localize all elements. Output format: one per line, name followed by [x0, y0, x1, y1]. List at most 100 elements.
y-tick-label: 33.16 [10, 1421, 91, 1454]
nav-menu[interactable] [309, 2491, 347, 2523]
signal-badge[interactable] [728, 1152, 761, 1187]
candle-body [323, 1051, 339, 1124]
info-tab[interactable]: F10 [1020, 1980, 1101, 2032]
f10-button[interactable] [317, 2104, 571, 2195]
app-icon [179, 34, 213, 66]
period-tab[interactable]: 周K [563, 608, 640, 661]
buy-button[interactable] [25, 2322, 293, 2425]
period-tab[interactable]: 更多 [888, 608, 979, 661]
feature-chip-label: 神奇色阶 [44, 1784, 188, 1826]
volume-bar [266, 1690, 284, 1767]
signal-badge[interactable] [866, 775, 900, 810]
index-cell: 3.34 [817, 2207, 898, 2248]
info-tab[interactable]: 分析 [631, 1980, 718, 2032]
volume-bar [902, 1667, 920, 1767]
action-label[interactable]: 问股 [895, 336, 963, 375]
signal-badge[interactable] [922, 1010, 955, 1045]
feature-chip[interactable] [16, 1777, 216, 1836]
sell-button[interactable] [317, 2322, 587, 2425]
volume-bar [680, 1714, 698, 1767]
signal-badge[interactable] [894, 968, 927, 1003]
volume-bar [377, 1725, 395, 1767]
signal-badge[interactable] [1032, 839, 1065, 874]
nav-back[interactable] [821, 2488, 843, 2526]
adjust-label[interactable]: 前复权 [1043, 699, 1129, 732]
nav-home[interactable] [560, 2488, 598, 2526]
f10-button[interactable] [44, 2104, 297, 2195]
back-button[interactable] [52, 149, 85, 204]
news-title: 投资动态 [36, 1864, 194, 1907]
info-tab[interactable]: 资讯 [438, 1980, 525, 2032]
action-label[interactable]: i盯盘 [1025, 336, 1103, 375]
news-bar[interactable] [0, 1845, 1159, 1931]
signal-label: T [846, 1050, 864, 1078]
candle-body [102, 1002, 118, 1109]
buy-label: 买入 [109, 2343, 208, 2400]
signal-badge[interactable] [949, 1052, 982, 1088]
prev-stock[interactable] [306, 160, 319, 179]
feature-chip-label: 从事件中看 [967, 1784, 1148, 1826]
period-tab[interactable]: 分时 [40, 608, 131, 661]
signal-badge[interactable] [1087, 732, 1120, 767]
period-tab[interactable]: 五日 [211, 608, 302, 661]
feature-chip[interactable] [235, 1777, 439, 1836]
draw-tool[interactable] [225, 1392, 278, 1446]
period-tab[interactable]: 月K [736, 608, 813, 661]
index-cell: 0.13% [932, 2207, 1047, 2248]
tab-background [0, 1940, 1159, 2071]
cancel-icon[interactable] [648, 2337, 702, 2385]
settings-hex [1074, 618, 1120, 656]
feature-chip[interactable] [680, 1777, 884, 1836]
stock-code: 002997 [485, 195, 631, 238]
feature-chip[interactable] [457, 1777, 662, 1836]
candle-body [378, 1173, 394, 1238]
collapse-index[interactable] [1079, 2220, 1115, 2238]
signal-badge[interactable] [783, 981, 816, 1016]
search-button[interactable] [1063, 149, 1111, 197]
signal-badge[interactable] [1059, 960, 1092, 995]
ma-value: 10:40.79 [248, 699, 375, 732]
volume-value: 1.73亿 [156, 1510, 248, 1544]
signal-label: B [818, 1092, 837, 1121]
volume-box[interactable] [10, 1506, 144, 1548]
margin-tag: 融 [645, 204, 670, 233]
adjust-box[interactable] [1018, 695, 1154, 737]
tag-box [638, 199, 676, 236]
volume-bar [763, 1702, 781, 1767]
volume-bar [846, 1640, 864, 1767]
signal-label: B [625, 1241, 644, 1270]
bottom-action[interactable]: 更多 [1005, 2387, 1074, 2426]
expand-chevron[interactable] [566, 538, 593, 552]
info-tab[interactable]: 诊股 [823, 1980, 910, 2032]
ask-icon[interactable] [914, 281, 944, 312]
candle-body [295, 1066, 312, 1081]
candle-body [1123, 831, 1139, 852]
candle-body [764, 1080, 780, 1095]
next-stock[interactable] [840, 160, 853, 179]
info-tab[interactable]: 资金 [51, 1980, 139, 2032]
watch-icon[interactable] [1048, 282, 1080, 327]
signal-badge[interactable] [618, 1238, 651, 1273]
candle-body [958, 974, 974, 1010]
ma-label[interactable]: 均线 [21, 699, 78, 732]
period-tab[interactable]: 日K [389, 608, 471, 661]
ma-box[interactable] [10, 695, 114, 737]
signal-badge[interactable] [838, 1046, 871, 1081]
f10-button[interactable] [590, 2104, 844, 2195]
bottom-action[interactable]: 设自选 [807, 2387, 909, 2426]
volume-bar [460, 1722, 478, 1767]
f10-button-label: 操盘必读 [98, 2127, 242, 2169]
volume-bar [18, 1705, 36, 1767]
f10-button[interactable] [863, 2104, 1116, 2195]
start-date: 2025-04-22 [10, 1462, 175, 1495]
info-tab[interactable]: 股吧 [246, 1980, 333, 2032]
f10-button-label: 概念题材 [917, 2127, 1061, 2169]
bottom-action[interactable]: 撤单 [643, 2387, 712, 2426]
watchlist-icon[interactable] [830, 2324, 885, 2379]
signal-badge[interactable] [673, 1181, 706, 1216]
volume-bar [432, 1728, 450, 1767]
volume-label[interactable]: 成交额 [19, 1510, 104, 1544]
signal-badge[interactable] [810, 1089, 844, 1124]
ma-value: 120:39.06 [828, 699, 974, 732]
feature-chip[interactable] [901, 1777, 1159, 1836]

——

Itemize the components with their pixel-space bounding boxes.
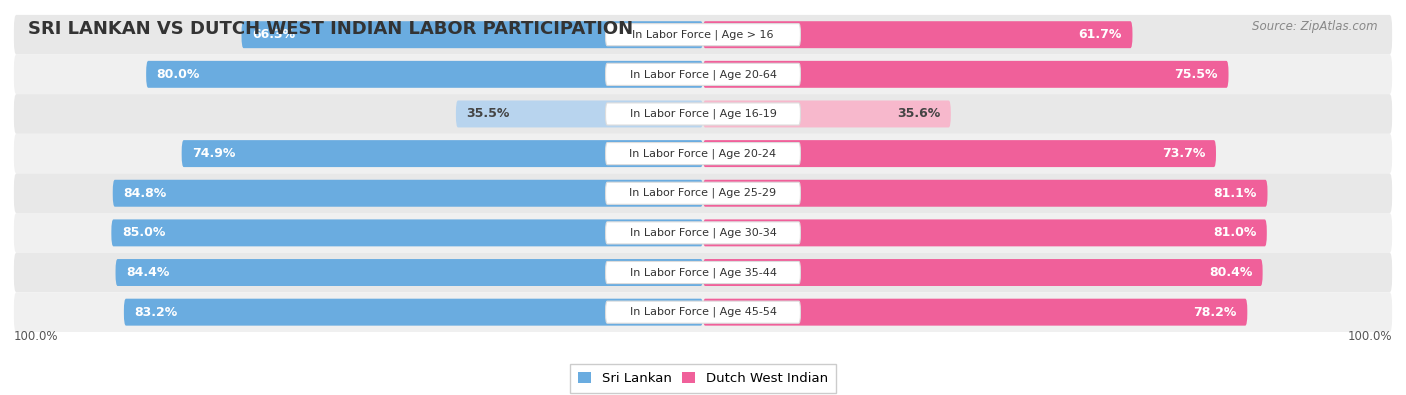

——

Task details —
Switch every "signal-badge" to "alert-badge" in the lines from the one containing "localize all elements." through the one containing "signal-badge[interactable] [866, 775, 900, 810]", and give those lines back with nothing else changed.

Written answer —
localize all elements. Output format: one per line, name followed by [x0, y0, x1, y1]. List at most 100 elements.
y-tick-label: 33.16 [10, 1421, 91, 1454]
nav-menu[interactable] [309, 2491, 347, 2523]
alert-badge[interactable] [728, 1152, 761, 1187]
candle-body [323, 1051, 339, 1124]
info-tab[interactable]: F10 [1020, 1980, 1101, 2032]
f10-button[interactable] [317, 2104, 571, 2195]
app-icon [179, 34, 213, 66]
period-tab[interactable]: 周K [563, 608, 640, 661]
buy-button[interactable] [25, 2322, 293, 2425]
period-tab[interactable]: 更多 [888, 608, 979, 661]
feature-chip-label: 神奇色阶 [44, 1784, 188, 1826]
volume-bar [266, 1690, 284, 1767]
alert-badge[interactable] [866, 775, 900, 810]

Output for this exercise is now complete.